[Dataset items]

○ ○ ○ ○ ○

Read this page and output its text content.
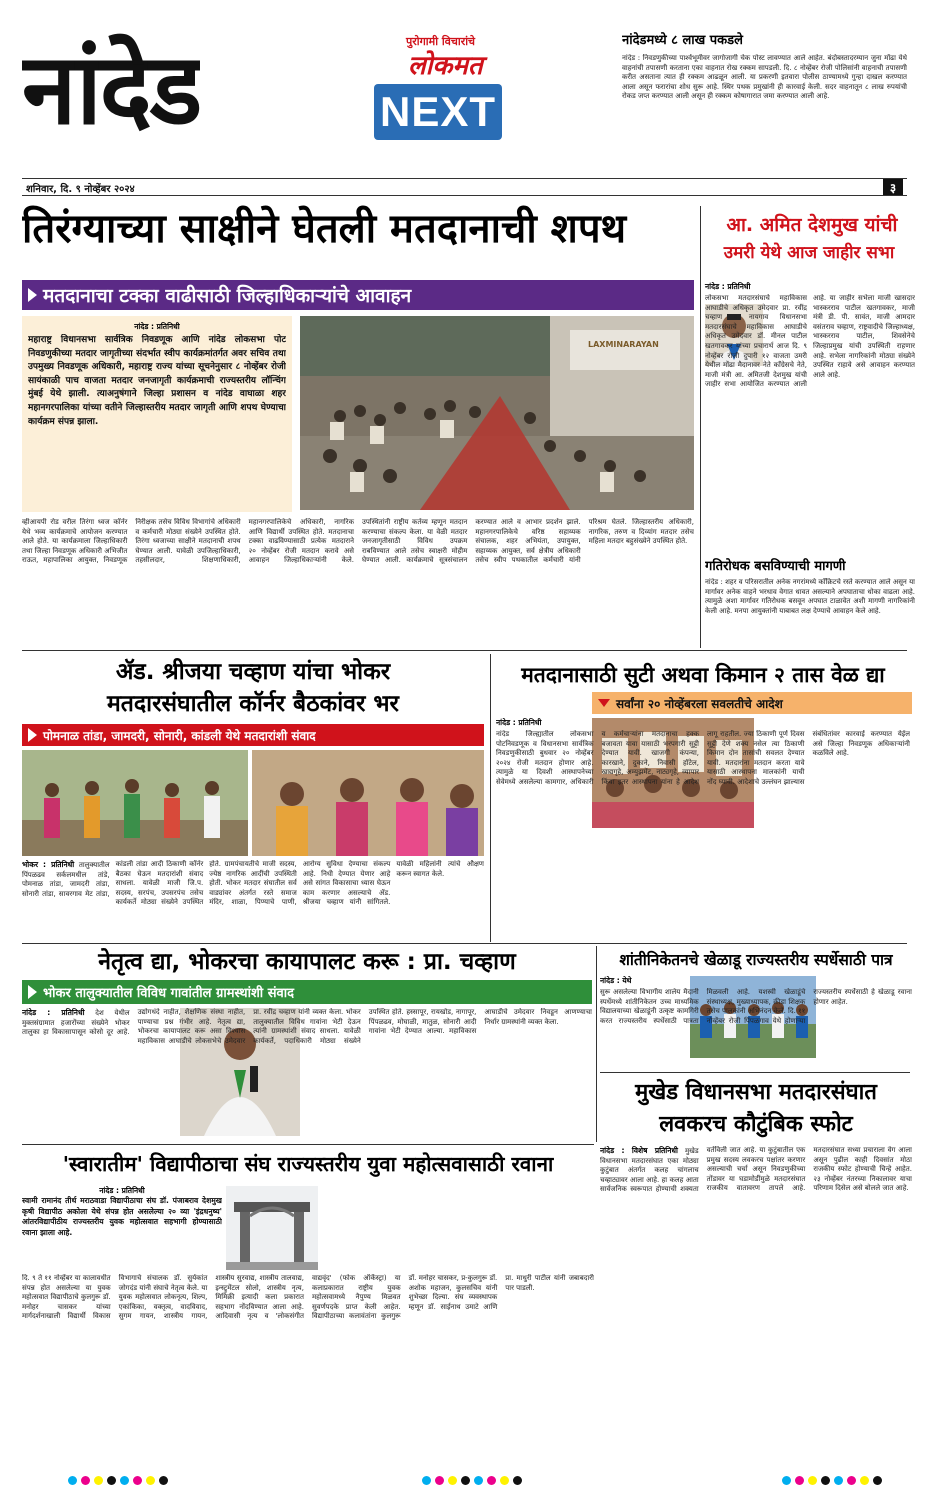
नांदेड	पुरोगामी विचारांचे
लोकमत
NEXT
शनिवार, दि. ९ नोव्हेंबर २०२४	३
नांदेडमध्ये ८ लाख पकडले
नांदेड : निवडणुकीच्या पार्श्वभूमीवर जागोजागी चेक पोस्ट लावण्यात आले आहेत. बंदोबस्तादरम्यान जुना मोंढा येथे वाहनांची तपासणी करताना एका वाहनात रोख रक्कम सापडली. दि. ८ नोव्हेंबर रोजी पोलिसांनी वाहनाची तपासणी करीत असताना त्यात ही रक्कम आढळून आली. या प्रकरणी इतवारा पोलीस ठाण्यामध्ये गुन्हा दाखल करण्यात आला असून फरारांचा शोध सुरू आहे. स्थिर पथक प्रमुखांनी ही कारवाई केली. सदर वाहनातून ८ लाख रुपयांची रोकड जप्त करण्यात आली असून ही रक्कम कोषागारात जमा करण्यात आली आहे.
तिरंग्याच्या साक्षीने घेतली मतदानाची शपथ
मतदानाचा टक्का वाढीसाठी जिल्हाधिकाऱ्यांचे आवाहन
नांदेड : प्रतिनिधी
महाराष्ट्र विधानसभा सार्वत्रिक निवडणूक आणि नांदेड लोकसभा पोट निवडणुकीच्या मतदार जागृतीच्या संदर्भात स्वीप कार्यक्रमांतर्गत अवर सचिव तथा उपमुख्य निवडणूक अधिकारी, महाराष्ट्र राज्य यांच्या सूचनेनुसार ८ नोव्हेंबर रोजी सायंकाळी पाच वाजता मतदार जनजागृती कार्यक्रमाची राज्यस्तरीय लॉन्चिंग मुंबई येथे झाली. त्याअनुषंगाने जिल्हा प्रशासन व नांदेड वाघाळा शहर महानगरपालिका यांच्या वतीने जिल्हास्तरीय मतदार जागृती आणि शपथ घेण्याचा कार्यक्रम संपन्न झाला.
LAXMINARAYAN
व्हीआयपी रोड वरील तिरंगा ध्वज कॉर्नर येथे भव्य कार्यक्रमाचे आयोजन करण्यात आले होते. या कार्यक्रमाला जिल्हाधिकारी तथा जिल्हा निवडणूक अधिकारी अभिजीत राऊत, महापालिका आयुक्त, निवडणूक निरीक्षक तसेच विविध विभागांचे अधिकारी व कर्मचारी मोठ्या संख्येने उपस्थित होते. तिरंगा ध्वजाच्या साक्षीने मतदानाची शपथ घेण्यात आली. यावेळी उपजिल्हाधिकारी, तहसीलदार, शिक्षणाधिकारी, महानगरपालिकेचे अधिकारी, नागरिक आणि विद्यार्थी उपस्थित होते. मतदानाचा टक्का वाढविण्यासाठी प्रत्येक मतदाराने २० नोव्हेंबर रोजी मतदान करावे असे आवाहन जिल्हाधिकाऱ्यांनी केले. उपस्थितांनी राष्ट्रीय कर्तव्य म्हणून मतदान करण्याचा संकल्प केला. या वेळी मतदार जनजागृतीसाठी विविध उपक्रम राबविण्यात आले तसेच स्वाक्षरी मोहीम घेण्यात आली. कार्यक्रमाचे सूत्रसंचालन करण्यात आले व आभार प्रदर्शन झाले. महानगरपालिकेचे वरिष्ठ सहाय्यक संचालक, शहर अभियंता, उपायुक्त, सहाय्यक आयुक्त, सर्व क्षेत्रीय अधिकारी तसेच स्वीप पथकातील कर्मचारी यांनी परिश्रम घेतले. जिल्हास्तरीय अधिकारी, नागरिक, तरुण व दिव्यांग मतदार तसेच महिला मतदार बहुसंख्येने उपस्थित होते.
आ. अमित देशमुख यांची
उमरी येथे आज जाहीर सभा
नांदेड : प्रतिनिधी
लोकसभा मतदारसंघाचे महाविकास आघाडीचे अधिकृत उमेदवार प्रा. रवींद्र चव्हाण व नायगाव विधानसभा मतदारसंघाचे महाविकास आघाडीचे अधिकृत उमेदवार डॉ. मीनल पाटील खतगावकर यांच्या प्रचारार्थ आज दि. ९ नोव्हेंबर रोजी दुपारी १२ वाजता उमरी येथील मोंढा मैदानावर नेते काँग्रेसचे नेते, माजी मंत्री आ. अमितजी देशमुख यांची जाहीर सभा आयोजित करण्यात आली आहे. या जाहीर सभेला माजी खासदार भास्करराव पाटील खतगावकर, माजी मंत्री डी. पी. सावंत, माजी आमदार वसंतराव चव्हाण, राष्ट्रवादीचे जिल्हाध्यक्ष, भास्करराव पाटील, शिवसेनेचे जिल्हाप्रमुख यांची उपस्थिती राहणार आहे. सभेला नागरिकांनी मोठ्या संख्येने उपस्थित राहावे असे आवाहन करण्यात आले आहे.
गतिरोधक बसविण्याची मागणी
नांदेड : शहर व परिसरातील अनेक नगरांमध्ये काँक्रिटचे रस्ते करण्यात आले असून या मार्गावर अनेक वाहने भरधाव वेगात धावत असल्याने अपघाताचा धोका वाढला आहे. त्यामुळे अशा मार्गावर गतिरोधक बसवून अपघात टाळावेत अशी मागणी नागरिकांनी केली आहे. मनपा आयुक्तांनी याबाबत लक्ष देण्याचे आवाहन केले आहे.
ॲड. श्रीजया चव्हाण यांचा भोकर
मतदारसंघातील कॉर्नर बैठकांवर भर
पोमनाळ तांडा, जामदरी, सोनारी, कांडली येथे मतदारांशी संवाद
भोकर : प्रतिनिधी तालुक्यातील पिंपळढव सर्कलमधील तांडे, पोमनाळ तांडा, जामदरी तांडा, सोनारी तांडा, सावरगाव मेट तांडा, कांडली तांडा आदी ठिकाणी कॉर्नर बैठका घेऊन मतदारांशी संवाद साधला. यावेळी माजी जि.प. सदस्य, सरपंच, उपसरपंच तसेच कार्यकर्ते मोठ्या संख्येने उपस्थित होते. ग्रामपंचायतीचे माजी सदस्य, ज्येष्ठ नागरिक आदींची उपस्थिती होती. भोकर मतदार संघातील सर्व वाड्यांवर अंतर्गत रस्ते समाज मंदिर, शाळा, पिण्याचे पाणी, आरोग्य सुविधा देण्याचा संकल्प आहे. निधी देण्यात येणार आहे असे सांगत विकासाचा ध्यास घेऊन काम करणार असल्याचे ॲड. श्रीजया चव्हाण यांनी सांगितले. यावेळी महिलांनी त्यांचे औक्षण करून स्वागत केले.
मतदानासाठी सुटी अथवा किमान २ तास वेळ द्या
सर्वांना २० नोव्हेंबरला सवलतीचे आदेश
नांदेड : प्रतिनिधी
नांदेड जिल्ह्यातील लोकसभा पोटनिवडणूक व विधानसभा सार्वत्रिक निवडणुकीसाठी बुधवार २० नोव्हेंबर २०२४ रोजी मतदान होणार आहे. त्यामुळे या दिवशी आस्थापनेच्या सेवेमध्ये असलेल्या कामगार, अधिकारी व कर्मचाऱ्यांना मतदानाचा हक्क बजावता यावा यासाठी भरपगारी सुट्टी देण्यात यावी. खाजगी कंपन्या, कारखाने, दुकाने, निवासी हॉटेल, खाद्यगृहे, अम्युझमेंट, नाट्यगृहे, व्यापार किंवा इतर आस्थापना यांना हे आदेश लागू राहतील. ज्या ठिकाणी पूर्ण दिवस सुट्टी देणे शक्य नसेल त्या ठिकाणी किमान दोन तासांची सवलत देण्यात यावी. मतदारांना मतदान करता यावे यासाठी आस्थापना मालकांनी याची नोंद घ्यावी. आदेशाचे उल्लंघन झाल्यास संबंधितांवर कारवाई करण्यात येईल असे जिल्हा निवडणूक अधिकाऱ्यांनी कळविले आहे.
नेतृत्व द्या, भोकरचा कायापालट करू : प्रा. चव्हाण
भोकर तालुक्यातील विविध गावांतील ग्रामस्थांशी संवाद
नांदेड : प्रतिनिधी देश येथील मुक्तसंग्रामात हजारोंच्या संख्येने भोकर तालुका हा विकासापासून कोसो दूर आहे. उद्योगधंदे नाहीत, शैक्षणिक संस्था नाहीत, पाण्याचा प्रश्न गंभीर आहे. नेतृत्व द्या, भोकरचा कायापालट करू असा विश्वास महाविकास आघाडीचे लोकसभेचे उमेदवार प्रा. रवींद्र चव्हाण यांनी व्यक्त केला. भोकर तालुक्यातील विविध गावांना भेटी देऊन त्यांनी ग्रामस्थांशी संवाद साधला. यावेळी कार्यकर्ते, पदाधिकारी मोठ्या संख्येने उपस्थित होते. हस्सापूर, रायखोड, नागापूर, पिंपळढव, मोघाळी, मातुळ, सोनारी आदी गावांना भेटी देण्यात आल्या. महाविकास आघाडीचे उमेदवार निवडून आणण्याचा निर्धार ग्रामस्थांनी व्यक्त केला.
शांतीनिकेतनचे खेळाडू राज्यस्तरीय स्पर्धेसाठी पात्र
नांदेड : येथे
सुरू असलेल्या विभागीय शालेय मैदानी स्पर्धेमध्ये शांतीनिकेतन उच्च माध्यमिक विद्यालयाच्या खेळाडूंनी उत्कृष्ट कामगिरी करत राज्यस्तरीय स्पर्धेसाठी पात्रता मिळवली आहे. यशस्वी खेळाडूंचे संस्थाध्यक्ष, मुख्याध्यापक, क्रीडा शिक्षक तसेच पालकांनी अभिनंदन केले. दि. ११ नोव्हेंबर रोजी पिंपळगाव येथे होणाऱ्या राज्यस्तरीय स्पर्धेसाठी हे खेळाडू रवाना होणार आहेत.
मुखेड विधानसभा मतदारसंघात
लवकरच कौटुंबिक स्फोट
नांदेड : विशेष प्रतिनिधी मुखेड विधानसभा मतदारसंघात एका मोठ्या कुटुंबात अंतर्गत कलह चांगलाच चव्हाट्यावर आला आहे. हा कलह आता सार्वजनिक स्वरूपात होण्याची शक्यता वर्तविली जात आहे. या कुटुंबातील एक प्रमुख सदस्य लवकरच पक्षांतर करणार असल्याची चर्चा असून निवडणुकीच्या तोंडावर या घडामोडींमुळे मतदारसंघात राजकीय वातावरण तापले आहे. मतदारसंघात सध्या प्रचाराला वेग आला असून पुढील काही दिवसांत मोठा राजकीय स्फोट होण्याची चिन्हे आहेत. २३ नोव्हेंबर नंतरच्या निकालावर याचा परिणाम दिसेल असे बोलले जात आहे.
'स्वारातीम' विद्यापीठाचा संघ राज्यस्तरीय युवा महोत्सवासाठी रवाना
नांदेड : प्रतिनिधी
स्वामी रामानंद तीर्थ मराठवाडा विद्यापीठाचा संघ डॉ. पंजाबराव देशमुख कृषी विद्यापीठ अकोला येथे संपन्न होत असलेल्या २० व्या 'इंद्रधनुष्य' आंतरविद्यापीठीय राज्यस्तरीय युवक महोत्सवात सहभागी होण्यासाठी रवाना झाला आहे.
दि. ९ ते ११ नोव्हेंबर या कालावधीत संपन्न होत असलेल्या या युवक महोत्सवात विद्यापीठाचे कुलगुरू डॉ. मनोहर चासकर यांच्या मार्गदर्शनाखाली विद्यार्थी विकास विभागाचे संचालक डॉ. सुर्यकांत जोगदंड यांनी संघाचे नेतृत्व केले. या युवक महोत्सवात लोकनृत्य, शिल्प, एकांकिका, वक्तृत्व, वादविवाद, सुगम गायन, शास्त्रीय गायन, शास्त्रीय सुरवाद्य, शास्त्रीय तालवाद्य, इन्स्ट्रुमेंटल सोलो, शास्त्रीय नृत्य, मिमिक्री इत्यादी कला प्रकारात सहभाग नोंदविण्यात आला आहे. आदिवासी नृत्य व 'लोकसंगीत वाद्यवृंद' (फोक ऑर्केस्ट्रा) या कलाप्रकारात राष्ट्रीय युवक महोत्सवामध्ये नैपुण्य मिळवत सुवर्णपदके प्राप्त केली आहेत. विद्यापीठाच्या कलावंतांना कुलगुरू डॉ. मनोहर चासकर, प्र-कुलगुरू डॉ. अशोक महाजन, कुलसचिव यांनी शुभेच्छा दिल्या. संघ व्यवस्थापक म्हणून डॉ. साईनाथ उमाटे आणि प्रा. माधुरी पाटील यांनी जबाबदारी पार पाडली.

○ ○ ○ ○ ○

Review the preceding data and report every line that includes the string "लवकरच".

लवकरच कौटुंबिक स्फोट
नांदेड : विशेष प्रतिनिधी मुखेड विधानसभा मतदारसंघात एका मोठ्या कुटुंबात अंतर्गत कलह चांगलाच चव्हाट्यावर आला आहे. हा कलह आता सार्वजनिक स्वरूपात होण्याची शक्यता वर्तविली जात आहे. या कुटुंबातील एक प्रमुख सदस्य लवकरच पक्षांतर करणार असल्याची चर्चा असून निवडणुकीच्या तोंडावर या घडामोडींमुळे मतदारसंघात राजकीय वातावरण तापले आहे. मतदारसंघात सध्या प्रचाराला वेग आला असून पुढील काही दिवसांत मोठा राजकीय स्फोट होण्याची चिन्हे आहेत. २३ नोव्हेंबर नंतरच्या निकालावर याचा परिणाम दिसेल असे बोलले जात आहे.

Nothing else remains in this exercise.